**** Data to process
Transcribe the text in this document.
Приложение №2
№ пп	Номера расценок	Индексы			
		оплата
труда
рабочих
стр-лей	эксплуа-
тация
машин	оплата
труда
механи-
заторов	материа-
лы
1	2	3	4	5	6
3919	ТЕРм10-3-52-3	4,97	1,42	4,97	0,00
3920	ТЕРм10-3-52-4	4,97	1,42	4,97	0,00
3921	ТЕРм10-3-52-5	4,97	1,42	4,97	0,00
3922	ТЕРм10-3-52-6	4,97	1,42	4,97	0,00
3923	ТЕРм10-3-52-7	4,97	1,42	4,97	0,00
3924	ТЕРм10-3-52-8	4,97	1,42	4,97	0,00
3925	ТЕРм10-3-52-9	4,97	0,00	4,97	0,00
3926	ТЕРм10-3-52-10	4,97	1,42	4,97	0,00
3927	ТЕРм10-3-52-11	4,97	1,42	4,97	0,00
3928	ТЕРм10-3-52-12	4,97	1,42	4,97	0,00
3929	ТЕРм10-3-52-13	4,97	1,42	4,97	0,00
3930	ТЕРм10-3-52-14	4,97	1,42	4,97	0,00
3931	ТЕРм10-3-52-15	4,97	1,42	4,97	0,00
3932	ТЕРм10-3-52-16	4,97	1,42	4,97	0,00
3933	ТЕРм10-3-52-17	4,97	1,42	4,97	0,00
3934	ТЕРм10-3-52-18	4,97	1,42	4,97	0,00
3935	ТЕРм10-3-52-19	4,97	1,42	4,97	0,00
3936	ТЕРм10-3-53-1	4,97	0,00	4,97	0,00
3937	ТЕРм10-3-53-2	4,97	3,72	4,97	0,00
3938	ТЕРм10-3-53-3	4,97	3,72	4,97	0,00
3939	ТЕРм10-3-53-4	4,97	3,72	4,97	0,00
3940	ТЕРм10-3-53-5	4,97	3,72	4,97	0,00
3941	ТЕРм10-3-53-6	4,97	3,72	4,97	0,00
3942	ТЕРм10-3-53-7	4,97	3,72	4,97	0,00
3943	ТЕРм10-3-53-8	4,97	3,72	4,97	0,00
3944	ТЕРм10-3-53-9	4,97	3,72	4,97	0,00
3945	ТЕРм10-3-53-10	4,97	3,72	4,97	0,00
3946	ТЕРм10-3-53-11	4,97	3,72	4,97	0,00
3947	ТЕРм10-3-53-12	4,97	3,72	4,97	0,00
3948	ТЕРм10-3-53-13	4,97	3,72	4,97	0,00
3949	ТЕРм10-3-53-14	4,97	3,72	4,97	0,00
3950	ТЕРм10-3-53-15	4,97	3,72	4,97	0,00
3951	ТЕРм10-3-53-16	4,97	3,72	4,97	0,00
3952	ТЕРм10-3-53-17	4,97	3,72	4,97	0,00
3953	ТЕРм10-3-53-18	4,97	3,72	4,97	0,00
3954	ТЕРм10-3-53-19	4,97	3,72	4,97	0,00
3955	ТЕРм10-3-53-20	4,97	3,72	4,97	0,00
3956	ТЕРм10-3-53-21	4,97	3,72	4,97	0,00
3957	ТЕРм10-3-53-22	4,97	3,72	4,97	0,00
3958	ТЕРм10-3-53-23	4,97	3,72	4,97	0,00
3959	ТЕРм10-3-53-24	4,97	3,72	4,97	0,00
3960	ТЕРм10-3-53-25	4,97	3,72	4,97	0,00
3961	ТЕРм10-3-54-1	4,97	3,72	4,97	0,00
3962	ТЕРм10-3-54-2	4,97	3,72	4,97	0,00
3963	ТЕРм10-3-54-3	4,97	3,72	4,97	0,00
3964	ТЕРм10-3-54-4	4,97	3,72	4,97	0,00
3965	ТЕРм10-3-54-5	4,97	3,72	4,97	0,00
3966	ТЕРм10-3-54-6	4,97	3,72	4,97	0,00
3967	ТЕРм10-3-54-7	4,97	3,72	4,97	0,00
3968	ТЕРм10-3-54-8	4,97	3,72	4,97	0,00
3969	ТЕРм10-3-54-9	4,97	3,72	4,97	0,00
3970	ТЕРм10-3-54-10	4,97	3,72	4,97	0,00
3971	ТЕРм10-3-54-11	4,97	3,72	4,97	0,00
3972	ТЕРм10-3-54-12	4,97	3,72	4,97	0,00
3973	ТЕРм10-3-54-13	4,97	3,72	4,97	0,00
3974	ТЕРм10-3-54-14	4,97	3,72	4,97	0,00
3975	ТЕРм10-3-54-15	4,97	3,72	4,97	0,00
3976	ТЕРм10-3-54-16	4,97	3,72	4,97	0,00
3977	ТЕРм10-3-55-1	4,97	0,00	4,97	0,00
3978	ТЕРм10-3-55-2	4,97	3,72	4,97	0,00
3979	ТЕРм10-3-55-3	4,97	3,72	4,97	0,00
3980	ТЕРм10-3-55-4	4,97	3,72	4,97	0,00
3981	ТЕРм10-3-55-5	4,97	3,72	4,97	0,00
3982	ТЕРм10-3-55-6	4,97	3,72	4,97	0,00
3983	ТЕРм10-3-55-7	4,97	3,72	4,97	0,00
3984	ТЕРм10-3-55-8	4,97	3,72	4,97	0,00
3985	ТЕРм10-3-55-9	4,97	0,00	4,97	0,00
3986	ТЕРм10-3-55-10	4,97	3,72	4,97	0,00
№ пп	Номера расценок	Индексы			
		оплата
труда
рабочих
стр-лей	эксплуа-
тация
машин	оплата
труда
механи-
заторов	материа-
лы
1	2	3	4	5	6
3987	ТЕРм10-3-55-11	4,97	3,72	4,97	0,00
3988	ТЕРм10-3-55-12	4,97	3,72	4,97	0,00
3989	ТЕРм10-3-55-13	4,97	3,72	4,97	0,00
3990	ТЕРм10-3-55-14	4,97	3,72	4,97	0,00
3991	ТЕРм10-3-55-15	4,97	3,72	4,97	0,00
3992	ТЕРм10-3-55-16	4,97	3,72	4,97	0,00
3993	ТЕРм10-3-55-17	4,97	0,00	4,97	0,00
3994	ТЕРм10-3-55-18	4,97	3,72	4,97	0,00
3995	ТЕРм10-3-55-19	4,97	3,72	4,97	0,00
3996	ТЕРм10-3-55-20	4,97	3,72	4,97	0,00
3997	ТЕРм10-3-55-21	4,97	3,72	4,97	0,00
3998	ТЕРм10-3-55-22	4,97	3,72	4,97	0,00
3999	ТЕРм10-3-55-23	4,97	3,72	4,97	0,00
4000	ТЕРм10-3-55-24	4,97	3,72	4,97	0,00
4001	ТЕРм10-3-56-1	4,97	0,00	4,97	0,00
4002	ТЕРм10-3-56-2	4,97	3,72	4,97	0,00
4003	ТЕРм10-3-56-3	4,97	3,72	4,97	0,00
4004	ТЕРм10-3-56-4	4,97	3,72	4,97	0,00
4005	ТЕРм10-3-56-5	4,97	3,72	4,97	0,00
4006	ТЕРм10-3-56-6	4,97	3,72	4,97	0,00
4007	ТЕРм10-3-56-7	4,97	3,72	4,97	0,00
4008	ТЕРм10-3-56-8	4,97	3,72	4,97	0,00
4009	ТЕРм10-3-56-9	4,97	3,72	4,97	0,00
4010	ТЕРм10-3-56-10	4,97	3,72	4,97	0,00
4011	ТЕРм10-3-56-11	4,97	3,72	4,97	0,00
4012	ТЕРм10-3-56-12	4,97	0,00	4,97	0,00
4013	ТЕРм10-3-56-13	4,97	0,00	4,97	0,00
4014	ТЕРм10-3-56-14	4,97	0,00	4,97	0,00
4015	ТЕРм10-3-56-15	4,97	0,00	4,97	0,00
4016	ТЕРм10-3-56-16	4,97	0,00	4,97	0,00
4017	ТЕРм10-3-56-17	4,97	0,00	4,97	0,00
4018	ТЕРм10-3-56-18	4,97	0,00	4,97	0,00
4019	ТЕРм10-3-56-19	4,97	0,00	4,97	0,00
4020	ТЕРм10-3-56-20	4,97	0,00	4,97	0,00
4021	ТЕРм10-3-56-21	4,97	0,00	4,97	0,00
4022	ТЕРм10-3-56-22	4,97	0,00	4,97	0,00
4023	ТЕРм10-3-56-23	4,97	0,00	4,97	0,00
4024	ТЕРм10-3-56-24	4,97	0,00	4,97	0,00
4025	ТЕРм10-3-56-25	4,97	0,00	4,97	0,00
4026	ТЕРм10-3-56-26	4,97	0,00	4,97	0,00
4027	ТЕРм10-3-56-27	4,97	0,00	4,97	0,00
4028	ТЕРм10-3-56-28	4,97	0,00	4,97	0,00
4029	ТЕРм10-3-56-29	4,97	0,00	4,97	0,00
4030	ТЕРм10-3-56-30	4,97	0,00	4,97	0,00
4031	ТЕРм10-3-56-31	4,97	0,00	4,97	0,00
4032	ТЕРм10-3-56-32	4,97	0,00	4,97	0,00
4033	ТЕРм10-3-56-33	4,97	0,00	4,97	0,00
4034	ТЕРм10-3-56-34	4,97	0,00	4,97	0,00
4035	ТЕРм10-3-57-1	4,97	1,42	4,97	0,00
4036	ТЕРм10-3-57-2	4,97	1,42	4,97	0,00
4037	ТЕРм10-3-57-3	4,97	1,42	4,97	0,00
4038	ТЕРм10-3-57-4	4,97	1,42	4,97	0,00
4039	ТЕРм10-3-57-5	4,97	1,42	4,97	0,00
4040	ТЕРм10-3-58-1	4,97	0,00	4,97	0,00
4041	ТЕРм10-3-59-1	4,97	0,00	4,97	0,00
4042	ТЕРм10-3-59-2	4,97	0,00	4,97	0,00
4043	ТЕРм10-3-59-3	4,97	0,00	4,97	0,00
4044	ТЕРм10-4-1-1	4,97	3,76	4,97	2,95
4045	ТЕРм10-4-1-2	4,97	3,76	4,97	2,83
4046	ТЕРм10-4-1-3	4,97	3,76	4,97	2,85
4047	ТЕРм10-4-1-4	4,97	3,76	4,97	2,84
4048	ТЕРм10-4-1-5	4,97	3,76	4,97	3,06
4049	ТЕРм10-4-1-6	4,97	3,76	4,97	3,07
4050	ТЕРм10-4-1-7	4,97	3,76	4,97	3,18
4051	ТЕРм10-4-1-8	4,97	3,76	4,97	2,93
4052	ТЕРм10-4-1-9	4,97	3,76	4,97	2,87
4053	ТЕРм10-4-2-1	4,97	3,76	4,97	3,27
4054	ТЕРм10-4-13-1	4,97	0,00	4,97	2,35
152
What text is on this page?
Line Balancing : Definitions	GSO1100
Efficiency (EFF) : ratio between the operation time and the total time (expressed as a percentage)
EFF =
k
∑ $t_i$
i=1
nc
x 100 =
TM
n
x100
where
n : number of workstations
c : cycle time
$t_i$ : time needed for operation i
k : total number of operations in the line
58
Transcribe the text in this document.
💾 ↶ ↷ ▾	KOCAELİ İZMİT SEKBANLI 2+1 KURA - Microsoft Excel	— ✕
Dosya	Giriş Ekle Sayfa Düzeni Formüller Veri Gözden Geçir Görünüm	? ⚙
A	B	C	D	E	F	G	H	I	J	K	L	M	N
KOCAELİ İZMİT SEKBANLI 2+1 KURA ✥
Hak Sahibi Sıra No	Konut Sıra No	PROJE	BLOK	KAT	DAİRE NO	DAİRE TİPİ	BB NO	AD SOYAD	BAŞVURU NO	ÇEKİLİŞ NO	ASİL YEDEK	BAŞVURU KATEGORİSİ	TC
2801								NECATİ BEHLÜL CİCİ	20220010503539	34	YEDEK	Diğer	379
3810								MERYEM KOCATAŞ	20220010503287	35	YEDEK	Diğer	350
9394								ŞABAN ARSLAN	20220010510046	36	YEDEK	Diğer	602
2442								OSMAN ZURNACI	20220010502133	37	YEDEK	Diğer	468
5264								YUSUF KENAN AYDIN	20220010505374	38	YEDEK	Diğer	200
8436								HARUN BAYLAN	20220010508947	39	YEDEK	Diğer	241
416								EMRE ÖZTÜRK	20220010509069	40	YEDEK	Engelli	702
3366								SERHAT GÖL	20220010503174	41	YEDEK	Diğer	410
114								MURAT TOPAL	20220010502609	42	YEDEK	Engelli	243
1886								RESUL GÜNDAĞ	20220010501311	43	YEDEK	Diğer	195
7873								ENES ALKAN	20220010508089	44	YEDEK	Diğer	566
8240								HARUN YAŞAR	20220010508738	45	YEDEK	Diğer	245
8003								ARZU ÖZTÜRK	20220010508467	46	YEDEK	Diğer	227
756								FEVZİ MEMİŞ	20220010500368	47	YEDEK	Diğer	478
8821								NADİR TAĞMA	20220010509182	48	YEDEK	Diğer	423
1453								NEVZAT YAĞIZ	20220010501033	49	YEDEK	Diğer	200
********
### Work to be completed
Identify each line containing the string "Engelli" and copy it out.

### Final result
416								EMRE ÖZTÜRK	20220010509069	40	YEDEK	Engelli	702
114								MURAT TOPAL	20220010502609	42	YEDEK	Engelli	243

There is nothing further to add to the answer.